GOAL:
List all lines of the data that include the string "Fall".

** Begin PROVIDED INFORMATION **

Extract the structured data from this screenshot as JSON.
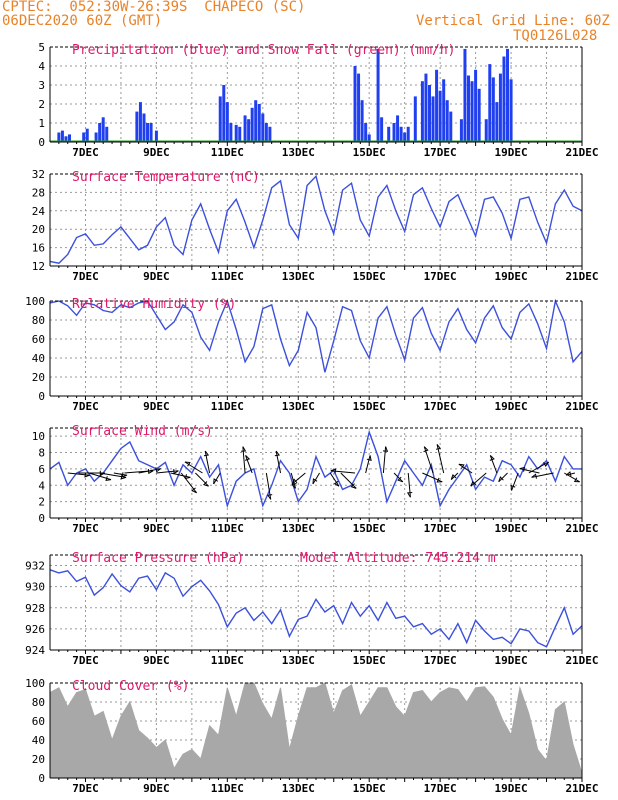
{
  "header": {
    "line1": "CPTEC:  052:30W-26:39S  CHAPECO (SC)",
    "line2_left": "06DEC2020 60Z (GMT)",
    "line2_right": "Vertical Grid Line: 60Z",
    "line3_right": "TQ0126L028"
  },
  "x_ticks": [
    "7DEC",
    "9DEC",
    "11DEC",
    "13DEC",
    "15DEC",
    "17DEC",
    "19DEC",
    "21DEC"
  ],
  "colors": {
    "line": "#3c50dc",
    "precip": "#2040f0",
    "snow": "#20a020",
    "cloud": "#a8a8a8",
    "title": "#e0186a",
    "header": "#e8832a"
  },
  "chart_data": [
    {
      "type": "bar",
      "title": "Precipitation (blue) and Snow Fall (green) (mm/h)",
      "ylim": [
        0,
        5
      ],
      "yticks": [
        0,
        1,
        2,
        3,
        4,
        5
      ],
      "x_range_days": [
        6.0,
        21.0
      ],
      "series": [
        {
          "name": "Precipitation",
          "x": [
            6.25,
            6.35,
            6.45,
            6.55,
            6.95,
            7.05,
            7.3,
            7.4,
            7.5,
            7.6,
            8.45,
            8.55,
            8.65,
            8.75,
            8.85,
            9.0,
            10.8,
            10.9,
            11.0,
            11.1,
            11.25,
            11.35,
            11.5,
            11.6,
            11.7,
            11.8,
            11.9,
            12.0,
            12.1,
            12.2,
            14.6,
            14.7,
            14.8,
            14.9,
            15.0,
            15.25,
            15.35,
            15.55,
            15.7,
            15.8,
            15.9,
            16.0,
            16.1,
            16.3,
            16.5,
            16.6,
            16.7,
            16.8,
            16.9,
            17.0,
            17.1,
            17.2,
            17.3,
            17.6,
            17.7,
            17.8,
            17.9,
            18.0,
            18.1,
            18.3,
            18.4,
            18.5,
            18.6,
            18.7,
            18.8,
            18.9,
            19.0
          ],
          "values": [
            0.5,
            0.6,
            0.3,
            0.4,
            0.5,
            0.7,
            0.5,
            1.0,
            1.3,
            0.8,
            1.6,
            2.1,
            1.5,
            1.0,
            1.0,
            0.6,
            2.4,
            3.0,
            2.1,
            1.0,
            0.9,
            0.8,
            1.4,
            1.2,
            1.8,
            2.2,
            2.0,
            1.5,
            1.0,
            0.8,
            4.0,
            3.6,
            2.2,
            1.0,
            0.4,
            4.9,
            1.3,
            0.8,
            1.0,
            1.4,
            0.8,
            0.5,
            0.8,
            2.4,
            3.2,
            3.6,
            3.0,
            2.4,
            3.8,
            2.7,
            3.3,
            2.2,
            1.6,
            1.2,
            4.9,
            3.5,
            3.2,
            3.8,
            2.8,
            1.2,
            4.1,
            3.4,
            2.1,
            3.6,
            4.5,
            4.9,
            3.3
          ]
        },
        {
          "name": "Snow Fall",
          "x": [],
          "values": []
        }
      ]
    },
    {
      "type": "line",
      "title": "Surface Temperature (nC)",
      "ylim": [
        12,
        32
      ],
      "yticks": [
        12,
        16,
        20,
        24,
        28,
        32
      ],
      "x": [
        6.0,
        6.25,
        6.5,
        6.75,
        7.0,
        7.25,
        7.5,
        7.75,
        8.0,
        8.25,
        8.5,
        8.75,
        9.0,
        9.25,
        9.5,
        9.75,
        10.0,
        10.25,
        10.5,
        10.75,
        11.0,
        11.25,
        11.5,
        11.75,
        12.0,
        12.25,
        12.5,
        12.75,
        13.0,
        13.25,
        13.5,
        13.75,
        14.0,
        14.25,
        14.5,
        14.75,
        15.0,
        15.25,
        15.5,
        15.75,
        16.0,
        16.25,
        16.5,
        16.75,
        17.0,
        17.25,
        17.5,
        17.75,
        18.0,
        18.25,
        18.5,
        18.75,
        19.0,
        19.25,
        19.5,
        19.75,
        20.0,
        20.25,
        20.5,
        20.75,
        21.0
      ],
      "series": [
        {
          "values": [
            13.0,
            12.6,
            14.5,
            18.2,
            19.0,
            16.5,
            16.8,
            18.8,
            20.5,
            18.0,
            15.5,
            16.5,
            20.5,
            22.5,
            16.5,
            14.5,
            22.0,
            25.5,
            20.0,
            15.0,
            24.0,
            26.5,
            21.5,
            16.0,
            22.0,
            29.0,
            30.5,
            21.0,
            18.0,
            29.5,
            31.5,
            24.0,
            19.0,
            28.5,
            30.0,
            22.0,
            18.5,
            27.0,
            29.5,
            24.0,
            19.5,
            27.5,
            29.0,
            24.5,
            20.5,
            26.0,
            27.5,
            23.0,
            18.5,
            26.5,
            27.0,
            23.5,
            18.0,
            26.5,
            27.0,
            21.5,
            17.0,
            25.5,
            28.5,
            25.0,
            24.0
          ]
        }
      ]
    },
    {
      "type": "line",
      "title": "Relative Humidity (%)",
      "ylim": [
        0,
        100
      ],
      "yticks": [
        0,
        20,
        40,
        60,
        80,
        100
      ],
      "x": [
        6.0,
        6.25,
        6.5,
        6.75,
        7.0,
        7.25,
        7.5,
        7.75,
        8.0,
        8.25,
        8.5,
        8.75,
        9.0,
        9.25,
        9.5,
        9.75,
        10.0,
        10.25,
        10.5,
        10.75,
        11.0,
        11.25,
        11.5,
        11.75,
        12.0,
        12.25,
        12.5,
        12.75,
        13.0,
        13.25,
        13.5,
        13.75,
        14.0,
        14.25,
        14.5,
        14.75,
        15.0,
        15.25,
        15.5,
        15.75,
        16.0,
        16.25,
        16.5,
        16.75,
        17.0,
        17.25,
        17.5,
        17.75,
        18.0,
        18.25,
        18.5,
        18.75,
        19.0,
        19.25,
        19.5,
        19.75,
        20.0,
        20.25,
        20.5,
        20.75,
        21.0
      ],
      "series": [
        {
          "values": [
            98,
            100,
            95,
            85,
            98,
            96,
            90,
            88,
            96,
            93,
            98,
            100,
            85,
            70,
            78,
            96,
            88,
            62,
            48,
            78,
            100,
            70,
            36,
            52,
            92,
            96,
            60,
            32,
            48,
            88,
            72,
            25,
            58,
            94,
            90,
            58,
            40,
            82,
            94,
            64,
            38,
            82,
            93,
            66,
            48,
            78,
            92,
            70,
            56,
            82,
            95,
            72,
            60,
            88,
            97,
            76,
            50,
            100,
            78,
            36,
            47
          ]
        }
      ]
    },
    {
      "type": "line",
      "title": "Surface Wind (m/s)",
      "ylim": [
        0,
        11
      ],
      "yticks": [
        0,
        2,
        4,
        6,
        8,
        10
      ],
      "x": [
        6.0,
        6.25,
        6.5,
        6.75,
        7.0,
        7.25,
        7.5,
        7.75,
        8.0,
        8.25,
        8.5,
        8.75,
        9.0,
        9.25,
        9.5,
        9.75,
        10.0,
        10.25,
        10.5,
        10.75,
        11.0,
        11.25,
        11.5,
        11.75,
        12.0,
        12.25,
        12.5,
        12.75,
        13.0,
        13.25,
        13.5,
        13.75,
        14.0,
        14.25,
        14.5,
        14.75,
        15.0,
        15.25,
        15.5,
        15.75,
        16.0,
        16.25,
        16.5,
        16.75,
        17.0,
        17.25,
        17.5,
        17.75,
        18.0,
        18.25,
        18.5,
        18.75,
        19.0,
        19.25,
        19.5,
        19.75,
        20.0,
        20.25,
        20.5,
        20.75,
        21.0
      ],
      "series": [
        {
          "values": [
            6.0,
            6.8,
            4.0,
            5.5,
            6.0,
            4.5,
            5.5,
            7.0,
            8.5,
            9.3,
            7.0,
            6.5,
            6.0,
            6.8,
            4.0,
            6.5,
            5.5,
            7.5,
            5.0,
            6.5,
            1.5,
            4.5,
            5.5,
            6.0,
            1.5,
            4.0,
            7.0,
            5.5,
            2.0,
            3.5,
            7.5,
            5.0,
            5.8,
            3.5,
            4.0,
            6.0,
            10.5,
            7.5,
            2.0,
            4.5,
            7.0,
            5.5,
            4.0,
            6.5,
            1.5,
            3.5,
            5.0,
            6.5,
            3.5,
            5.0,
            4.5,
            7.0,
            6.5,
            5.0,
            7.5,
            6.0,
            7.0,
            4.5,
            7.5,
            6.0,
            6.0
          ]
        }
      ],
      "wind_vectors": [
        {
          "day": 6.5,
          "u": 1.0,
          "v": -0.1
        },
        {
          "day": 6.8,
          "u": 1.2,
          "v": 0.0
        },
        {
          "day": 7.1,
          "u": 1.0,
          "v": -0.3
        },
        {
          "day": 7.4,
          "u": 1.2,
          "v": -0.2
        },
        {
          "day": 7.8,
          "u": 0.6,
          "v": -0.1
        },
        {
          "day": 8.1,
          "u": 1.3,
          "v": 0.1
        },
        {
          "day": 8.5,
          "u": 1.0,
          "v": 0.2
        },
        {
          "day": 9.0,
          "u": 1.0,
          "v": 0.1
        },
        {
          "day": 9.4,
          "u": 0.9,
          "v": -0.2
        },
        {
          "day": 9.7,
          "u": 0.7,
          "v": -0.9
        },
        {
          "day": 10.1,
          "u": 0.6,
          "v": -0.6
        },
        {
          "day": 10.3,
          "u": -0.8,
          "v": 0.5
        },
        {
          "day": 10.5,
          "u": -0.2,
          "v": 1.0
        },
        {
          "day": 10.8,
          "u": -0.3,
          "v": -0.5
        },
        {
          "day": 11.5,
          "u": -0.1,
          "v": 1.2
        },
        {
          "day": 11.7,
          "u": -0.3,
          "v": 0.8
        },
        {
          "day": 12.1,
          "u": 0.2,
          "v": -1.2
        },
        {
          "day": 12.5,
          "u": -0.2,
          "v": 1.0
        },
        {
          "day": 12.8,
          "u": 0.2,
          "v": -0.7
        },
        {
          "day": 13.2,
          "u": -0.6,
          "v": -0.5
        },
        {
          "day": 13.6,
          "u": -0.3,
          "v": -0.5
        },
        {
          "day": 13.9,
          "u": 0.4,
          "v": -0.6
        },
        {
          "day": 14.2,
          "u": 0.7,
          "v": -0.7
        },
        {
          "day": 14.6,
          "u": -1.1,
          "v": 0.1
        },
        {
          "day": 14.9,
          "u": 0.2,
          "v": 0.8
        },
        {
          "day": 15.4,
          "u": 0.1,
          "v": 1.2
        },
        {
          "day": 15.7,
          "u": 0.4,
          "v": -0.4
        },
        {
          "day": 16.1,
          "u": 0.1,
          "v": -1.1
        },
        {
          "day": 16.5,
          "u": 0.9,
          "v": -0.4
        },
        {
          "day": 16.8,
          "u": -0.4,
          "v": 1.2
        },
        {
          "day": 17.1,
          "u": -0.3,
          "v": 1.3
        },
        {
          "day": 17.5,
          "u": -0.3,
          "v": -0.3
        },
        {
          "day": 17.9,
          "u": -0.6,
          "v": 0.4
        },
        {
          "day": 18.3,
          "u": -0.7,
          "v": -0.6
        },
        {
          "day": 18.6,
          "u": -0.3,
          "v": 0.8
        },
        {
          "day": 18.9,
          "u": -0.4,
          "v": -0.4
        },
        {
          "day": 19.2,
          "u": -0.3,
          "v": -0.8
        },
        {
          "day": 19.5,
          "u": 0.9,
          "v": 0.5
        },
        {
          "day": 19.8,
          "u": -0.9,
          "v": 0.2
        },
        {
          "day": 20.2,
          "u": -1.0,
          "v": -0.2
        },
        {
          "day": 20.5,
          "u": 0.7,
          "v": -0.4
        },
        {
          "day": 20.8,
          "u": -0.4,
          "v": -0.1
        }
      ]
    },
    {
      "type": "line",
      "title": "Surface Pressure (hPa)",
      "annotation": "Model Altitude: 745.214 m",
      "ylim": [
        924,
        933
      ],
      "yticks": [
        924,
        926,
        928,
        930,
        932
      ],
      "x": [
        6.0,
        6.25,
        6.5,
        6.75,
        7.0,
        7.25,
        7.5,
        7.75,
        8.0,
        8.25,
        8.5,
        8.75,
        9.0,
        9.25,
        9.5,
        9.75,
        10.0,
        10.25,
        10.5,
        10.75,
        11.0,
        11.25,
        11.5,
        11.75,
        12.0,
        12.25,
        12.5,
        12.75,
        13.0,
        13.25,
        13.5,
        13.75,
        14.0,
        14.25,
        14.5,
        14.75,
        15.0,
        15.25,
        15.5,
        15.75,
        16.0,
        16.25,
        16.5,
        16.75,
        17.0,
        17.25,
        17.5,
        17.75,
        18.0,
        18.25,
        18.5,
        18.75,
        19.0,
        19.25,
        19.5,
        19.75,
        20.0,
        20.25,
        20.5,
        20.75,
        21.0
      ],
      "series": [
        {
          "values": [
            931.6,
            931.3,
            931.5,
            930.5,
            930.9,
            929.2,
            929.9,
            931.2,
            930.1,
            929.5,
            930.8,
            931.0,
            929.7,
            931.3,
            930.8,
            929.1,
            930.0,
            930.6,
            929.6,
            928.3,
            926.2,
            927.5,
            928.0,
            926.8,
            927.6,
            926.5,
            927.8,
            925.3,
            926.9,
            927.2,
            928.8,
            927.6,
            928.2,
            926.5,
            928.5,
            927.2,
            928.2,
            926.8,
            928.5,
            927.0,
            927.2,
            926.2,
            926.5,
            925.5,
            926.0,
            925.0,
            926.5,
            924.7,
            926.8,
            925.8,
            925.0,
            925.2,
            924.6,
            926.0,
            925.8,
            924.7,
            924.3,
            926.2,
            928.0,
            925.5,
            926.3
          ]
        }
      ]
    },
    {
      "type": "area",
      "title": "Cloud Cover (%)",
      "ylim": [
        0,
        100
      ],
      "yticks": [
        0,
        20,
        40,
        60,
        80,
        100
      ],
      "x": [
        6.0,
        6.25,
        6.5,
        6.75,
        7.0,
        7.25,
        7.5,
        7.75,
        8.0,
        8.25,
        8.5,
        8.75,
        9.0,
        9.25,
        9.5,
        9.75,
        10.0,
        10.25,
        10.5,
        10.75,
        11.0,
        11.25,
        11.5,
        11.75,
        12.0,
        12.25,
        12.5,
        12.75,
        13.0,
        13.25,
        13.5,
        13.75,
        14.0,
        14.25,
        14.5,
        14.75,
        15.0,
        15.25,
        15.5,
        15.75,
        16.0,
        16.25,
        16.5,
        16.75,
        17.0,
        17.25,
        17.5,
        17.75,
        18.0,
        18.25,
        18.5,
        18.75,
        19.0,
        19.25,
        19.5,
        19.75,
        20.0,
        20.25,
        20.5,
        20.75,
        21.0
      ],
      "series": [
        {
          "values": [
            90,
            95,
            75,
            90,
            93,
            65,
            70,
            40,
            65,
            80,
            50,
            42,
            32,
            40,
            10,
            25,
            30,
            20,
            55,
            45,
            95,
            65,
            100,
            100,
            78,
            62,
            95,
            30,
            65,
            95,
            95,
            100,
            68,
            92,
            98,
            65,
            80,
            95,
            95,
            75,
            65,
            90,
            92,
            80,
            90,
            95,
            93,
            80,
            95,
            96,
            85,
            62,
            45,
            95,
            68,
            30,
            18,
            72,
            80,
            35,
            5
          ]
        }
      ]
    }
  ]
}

** End PROVIDED INFORMATION **
** Begin PROVIDED INFORMATION **

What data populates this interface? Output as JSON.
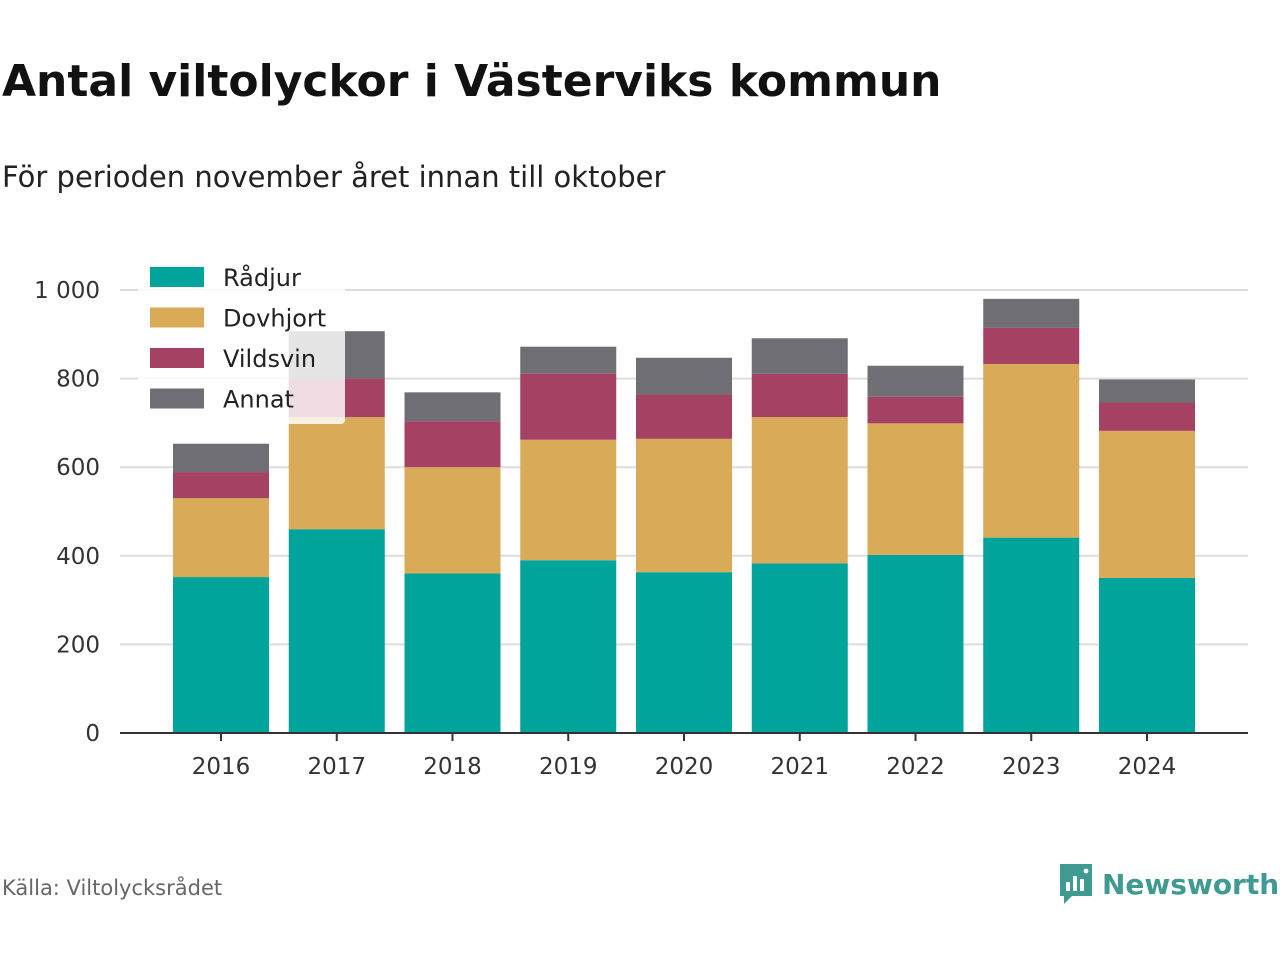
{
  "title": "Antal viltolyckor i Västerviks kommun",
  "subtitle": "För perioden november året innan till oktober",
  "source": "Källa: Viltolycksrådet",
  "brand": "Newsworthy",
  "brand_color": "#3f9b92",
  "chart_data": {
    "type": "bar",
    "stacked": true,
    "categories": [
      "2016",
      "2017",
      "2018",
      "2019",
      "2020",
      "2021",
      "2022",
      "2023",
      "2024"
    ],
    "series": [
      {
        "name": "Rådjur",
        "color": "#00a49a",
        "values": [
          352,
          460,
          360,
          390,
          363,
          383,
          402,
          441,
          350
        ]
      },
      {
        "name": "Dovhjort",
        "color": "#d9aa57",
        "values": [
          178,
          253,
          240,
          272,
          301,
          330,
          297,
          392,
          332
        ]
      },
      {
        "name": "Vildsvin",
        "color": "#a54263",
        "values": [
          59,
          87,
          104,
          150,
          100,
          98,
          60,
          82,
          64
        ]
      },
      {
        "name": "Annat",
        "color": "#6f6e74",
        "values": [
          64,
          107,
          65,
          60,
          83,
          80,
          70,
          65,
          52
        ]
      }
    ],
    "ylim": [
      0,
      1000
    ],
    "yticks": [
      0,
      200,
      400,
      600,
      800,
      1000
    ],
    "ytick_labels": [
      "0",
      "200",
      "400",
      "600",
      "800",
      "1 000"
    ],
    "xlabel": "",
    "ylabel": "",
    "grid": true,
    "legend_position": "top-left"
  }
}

** End PROVIDED INFORMATION **

RESPONSE TO THIS TASK:
      "title": "Precipitation (blue) and Snow Fall (green) (mm/h)",
          "name": "Snow Fall",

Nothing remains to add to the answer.